- [Excerpted text]:
Samuels v. State

36 So. 2d 561 | Ala. Ct. App. | 1948

At the July 1946 term of the circuit court, the grand jury of Jefferson County, Alabama, found and returned into open court an indictment against Will Thomas Samuels, which charged that he, "did assault Barbara Donaldson, a woman, with the intent forcibly to ravish her," etc.

When arraigned upon the indictment his final plea thereto was "not guilty." The trial resulted in the conviction of the defendant of assault with intent to ravish as charged in the indictment. The trial court duly adjudged the defendant guilty, and fixed his punishment at imprisonment in the penitentiary for a term of six years. From the judgment of conviction this appeal was taken.

The evidence introduced on behalf of the State tended to show that Barbara Donaldson, who is now Mrs. Douglas Golden, was proceeding from her home in Jefferson *14 County to the place of her employment. It appears from the evidence that Miss Donaldson had been to lunch, and around noon on her way back to the place of her employment, she was accosted by this appellant, and appellant asked Miss Donaldson if she wanted to see him, "using some vulgar words," and thereafter he unbuttoned his breeches and exposed his private parts to Miss Donaldson and told her he was going to take her up in the woods and used another vulgar phrase," and ran toward Miss Donaldson. The evidence on behalf of the State further tends to show that Miss Donaldson ran up the road and appellant ran after her. The evidence further tends to show that appellant came within two or three feet of her when he was pursuing her. The evidence further tends to show that Miss Donaldson ran about three-quarters of a mile; and upon her arrival at her place of employment, she told of this affair and a search was begun for the person who accosted her. The evidence tends to show that two days after this occurrence, this appellant was arrested and positively identified by Miss Donaldson as being the man who made the assault upon her.

The defendant set up an alibi as his defense, and strenously insisted that he was not the person who committed the offense, and he testified that at the time the offense was committed he was at another and different place, some distance removed from where the undisputed offense was committed. He offered testimony of two or three other witnesses in corroboration of his evidence on this question. Defendant's witness Dollie White testified that the defendant who lived within a hundred feet of her home, came to her home at about 9 o'clock on the morning of the day the alleged offense was cemmitted and that he remained there all day without leaving until four-thirty o'clock that afternoon.

In contradiction of this said statement, State witness Mr. C.W. Gafford, the deputy sheriff who arrested defendant, testified that on Tuesday, the day the offense was committed and a short time thereafter, he saw and talked to defendant on the highway near the scene where the offense complained of occurred.

Witness Gafford also testified, after a full and complete predicate had been laid, that after he had arrested defendant on Thursday defendant told him he had met this girl but he didn't intend to hurt her. "He said he was playing with her, he didn't intend to hurt her."

- [What is needed]: From the Samuels v. State opinion, reproduce word for word the passage that opens with the words "When arraigned upon" and closes with "appeal was taken.".

- [Record list]:
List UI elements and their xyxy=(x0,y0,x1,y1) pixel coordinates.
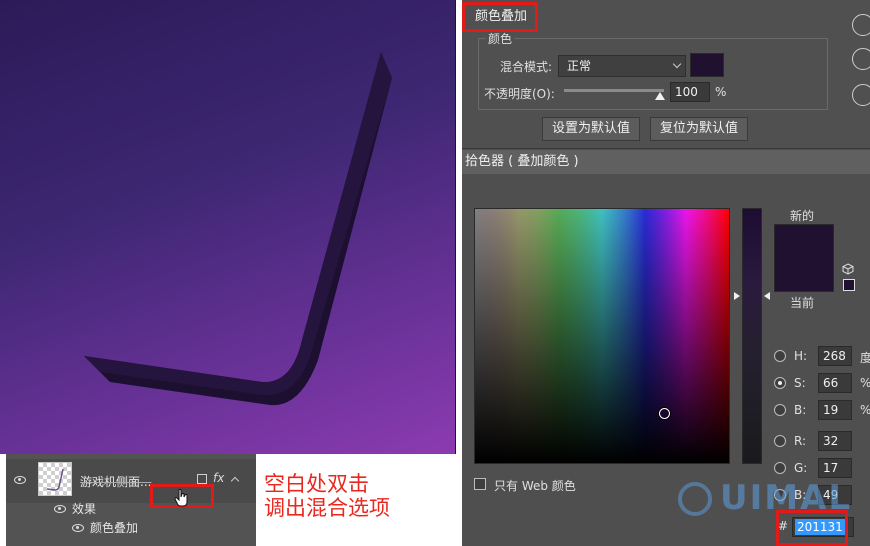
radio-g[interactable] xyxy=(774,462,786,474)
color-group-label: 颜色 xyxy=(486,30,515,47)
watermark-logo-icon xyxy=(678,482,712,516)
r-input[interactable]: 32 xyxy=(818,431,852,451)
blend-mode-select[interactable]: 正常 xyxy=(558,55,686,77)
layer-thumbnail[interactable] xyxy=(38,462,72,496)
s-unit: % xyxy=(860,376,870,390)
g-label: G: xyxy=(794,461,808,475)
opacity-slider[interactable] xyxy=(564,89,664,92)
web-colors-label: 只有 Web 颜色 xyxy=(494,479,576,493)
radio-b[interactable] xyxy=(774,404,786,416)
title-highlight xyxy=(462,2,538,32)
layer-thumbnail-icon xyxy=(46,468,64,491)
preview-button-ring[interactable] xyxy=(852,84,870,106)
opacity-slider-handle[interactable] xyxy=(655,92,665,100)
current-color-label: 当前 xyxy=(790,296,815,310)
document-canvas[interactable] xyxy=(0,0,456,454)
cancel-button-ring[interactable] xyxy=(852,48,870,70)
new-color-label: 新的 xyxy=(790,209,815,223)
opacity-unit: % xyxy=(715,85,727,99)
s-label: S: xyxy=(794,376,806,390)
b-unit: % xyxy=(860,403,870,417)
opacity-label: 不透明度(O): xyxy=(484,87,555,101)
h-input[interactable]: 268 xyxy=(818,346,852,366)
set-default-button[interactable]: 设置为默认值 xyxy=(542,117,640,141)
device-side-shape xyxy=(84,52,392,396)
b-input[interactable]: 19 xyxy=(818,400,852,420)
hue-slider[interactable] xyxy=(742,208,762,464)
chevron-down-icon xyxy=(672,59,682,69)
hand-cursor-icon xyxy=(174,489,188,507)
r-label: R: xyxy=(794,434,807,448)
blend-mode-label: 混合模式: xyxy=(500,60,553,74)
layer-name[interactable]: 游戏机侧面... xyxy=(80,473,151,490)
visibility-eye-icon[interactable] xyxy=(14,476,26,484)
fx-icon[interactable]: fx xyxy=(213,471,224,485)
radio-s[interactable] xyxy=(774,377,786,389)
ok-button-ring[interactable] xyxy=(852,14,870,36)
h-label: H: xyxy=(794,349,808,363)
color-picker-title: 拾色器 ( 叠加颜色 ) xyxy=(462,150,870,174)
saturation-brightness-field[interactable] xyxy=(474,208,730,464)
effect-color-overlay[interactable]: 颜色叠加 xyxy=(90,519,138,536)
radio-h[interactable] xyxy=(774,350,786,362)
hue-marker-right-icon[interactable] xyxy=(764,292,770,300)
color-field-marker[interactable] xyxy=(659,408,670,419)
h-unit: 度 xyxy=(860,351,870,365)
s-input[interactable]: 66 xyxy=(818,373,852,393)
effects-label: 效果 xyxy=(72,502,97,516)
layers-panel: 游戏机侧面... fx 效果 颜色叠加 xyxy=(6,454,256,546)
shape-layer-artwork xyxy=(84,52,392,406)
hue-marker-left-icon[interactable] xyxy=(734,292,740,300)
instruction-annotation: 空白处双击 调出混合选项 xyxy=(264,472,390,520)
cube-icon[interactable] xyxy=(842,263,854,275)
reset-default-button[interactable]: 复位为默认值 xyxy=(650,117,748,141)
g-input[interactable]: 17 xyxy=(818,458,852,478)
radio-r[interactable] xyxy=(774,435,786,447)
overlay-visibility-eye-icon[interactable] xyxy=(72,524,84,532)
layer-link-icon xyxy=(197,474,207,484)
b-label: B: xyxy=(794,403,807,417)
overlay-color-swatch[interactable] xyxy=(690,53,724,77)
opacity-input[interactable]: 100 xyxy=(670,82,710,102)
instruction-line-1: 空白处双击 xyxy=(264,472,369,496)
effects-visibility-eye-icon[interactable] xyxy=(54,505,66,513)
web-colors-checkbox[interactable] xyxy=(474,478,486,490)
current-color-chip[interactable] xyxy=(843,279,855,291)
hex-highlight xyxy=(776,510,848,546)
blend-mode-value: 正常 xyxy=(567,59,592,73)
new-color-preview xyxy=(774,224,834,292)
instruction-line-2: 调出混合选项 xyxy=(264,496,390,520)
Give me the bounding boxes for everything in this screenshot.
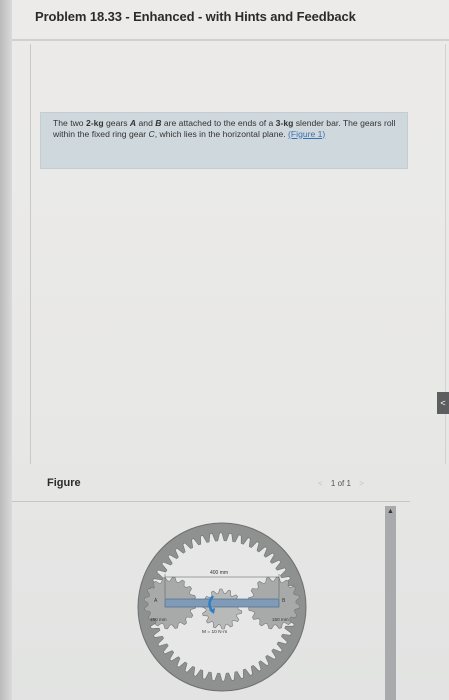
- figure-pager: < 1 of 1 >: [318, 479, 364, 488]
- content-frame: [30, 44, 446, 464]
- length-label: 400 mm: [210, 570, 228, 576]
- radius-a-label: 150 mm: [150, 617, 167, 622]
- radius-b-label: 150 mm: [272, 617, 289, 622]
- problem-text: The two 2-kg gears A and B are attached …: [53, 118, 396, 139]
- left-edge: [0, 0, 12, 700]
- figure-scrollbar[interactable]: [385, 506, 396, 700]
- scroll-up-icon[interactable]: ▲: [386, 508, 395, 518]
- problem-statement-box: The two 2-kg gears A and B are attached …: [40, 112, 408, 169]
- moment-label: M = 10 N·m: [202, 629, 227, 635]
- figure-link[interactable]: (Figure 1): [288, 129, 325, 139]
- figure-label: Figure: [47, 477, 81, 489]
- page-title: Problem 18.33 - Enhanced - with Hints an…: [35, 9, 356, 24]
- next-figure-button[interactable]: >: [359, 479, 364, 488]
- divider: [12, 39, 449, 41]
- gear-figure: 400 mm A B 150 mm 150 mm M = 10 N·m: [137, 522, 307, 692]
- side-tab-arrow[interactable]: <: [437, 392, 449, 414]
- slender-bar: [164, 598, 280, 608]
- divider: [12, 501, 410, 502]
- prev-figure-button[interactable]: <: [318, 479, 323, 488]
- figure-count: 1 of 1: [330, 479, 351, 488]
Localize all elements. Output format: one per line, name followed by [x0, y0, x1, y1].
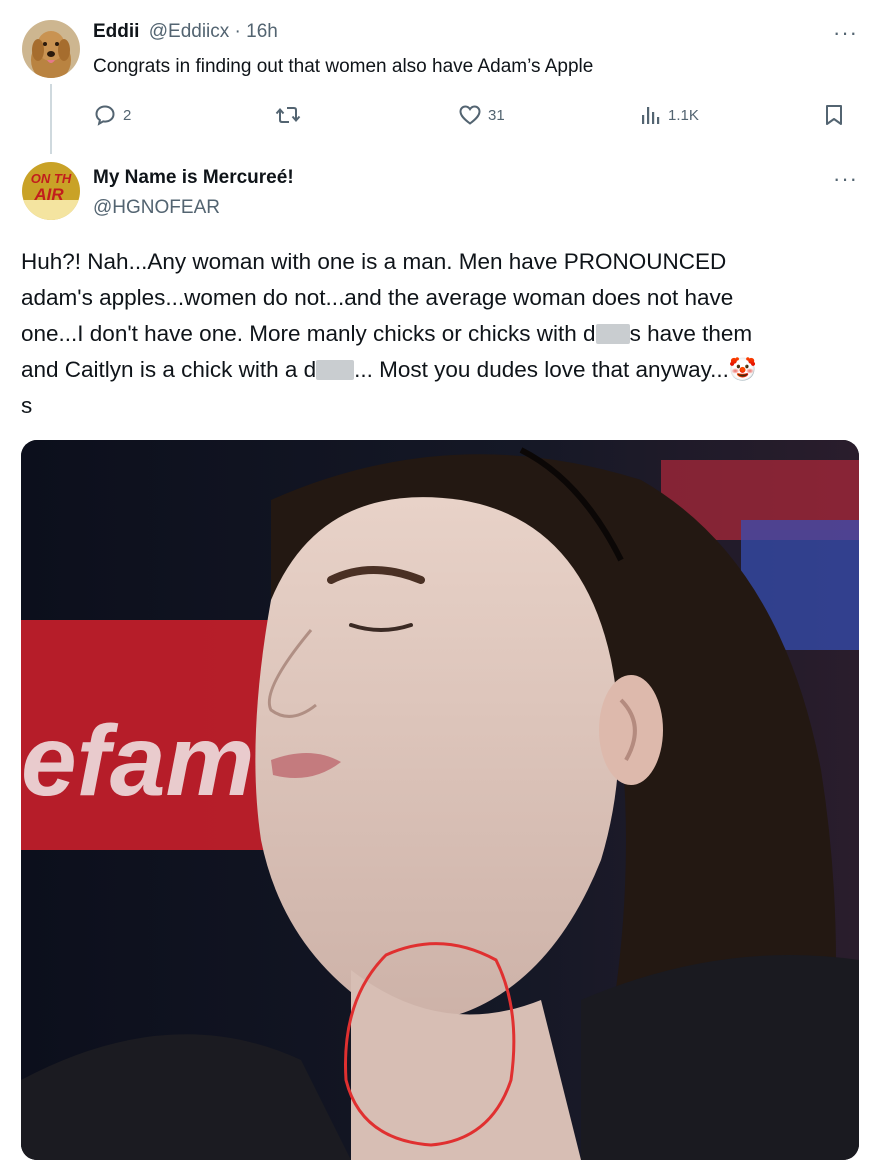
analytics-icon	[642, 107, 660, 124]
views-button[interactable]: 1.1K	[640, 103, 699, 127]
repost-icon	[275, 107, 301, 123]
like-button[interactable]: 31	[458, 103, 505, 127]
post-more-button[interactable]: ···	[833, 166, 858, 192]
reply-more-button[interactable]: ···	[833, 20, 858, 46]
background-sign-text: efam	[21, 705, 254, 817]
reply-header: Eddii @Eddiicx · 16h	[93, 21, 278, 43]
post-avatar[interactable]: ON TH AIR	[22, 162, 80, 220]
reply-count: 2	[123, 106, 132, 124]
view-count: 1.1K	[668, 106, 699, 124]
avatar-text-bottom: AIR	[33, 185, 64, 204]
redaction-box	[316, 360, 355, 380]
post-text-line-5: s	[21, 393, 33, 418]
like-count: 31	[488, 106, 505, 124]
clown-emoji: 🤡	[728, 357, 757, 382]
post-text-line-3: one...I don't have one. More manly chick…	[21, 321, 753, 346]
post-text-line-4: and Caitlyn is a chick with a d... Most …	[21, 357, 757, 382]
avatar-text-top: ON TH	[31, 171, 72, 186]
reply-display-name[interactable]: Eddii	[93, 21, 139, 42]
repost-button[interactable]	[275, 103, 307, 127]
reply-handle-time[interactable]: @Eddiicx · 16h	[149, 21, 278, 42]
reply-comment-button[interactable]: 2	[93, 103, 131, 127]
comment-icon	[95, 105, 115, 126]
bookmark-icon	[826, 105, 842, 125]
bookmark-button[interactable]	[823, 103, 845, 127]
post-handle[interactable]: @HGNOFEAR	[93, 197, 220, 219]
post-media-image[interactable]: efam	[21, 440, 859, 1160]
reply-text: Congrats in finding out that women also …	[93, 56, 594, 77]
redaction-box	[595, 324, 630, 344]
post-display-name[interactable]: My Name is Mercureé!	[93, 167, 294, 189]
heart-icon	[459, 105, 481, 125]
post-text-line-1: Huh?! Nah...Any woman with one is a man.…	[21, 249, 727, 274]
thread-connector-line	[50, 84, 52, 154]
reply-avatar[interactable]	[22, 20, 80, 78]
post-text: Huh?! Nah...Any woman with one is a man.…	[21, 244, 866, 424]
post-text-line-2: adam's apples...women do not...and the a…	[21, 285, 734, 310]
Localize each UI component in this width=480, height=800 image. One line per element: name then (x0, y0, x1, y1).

- [Solution to the exercise]:
When arraigned upon the indictment his final plea thereto was "not guilty." The trial resulted in the conviction of the defendant of assault with intent to ravish as charged in the indictment. The trial court duly adjudged the defendant guilty, and fixed his punishment at imprisonment in the penitentiary for a term of six years. From the judgment of conviction this appeal was taken.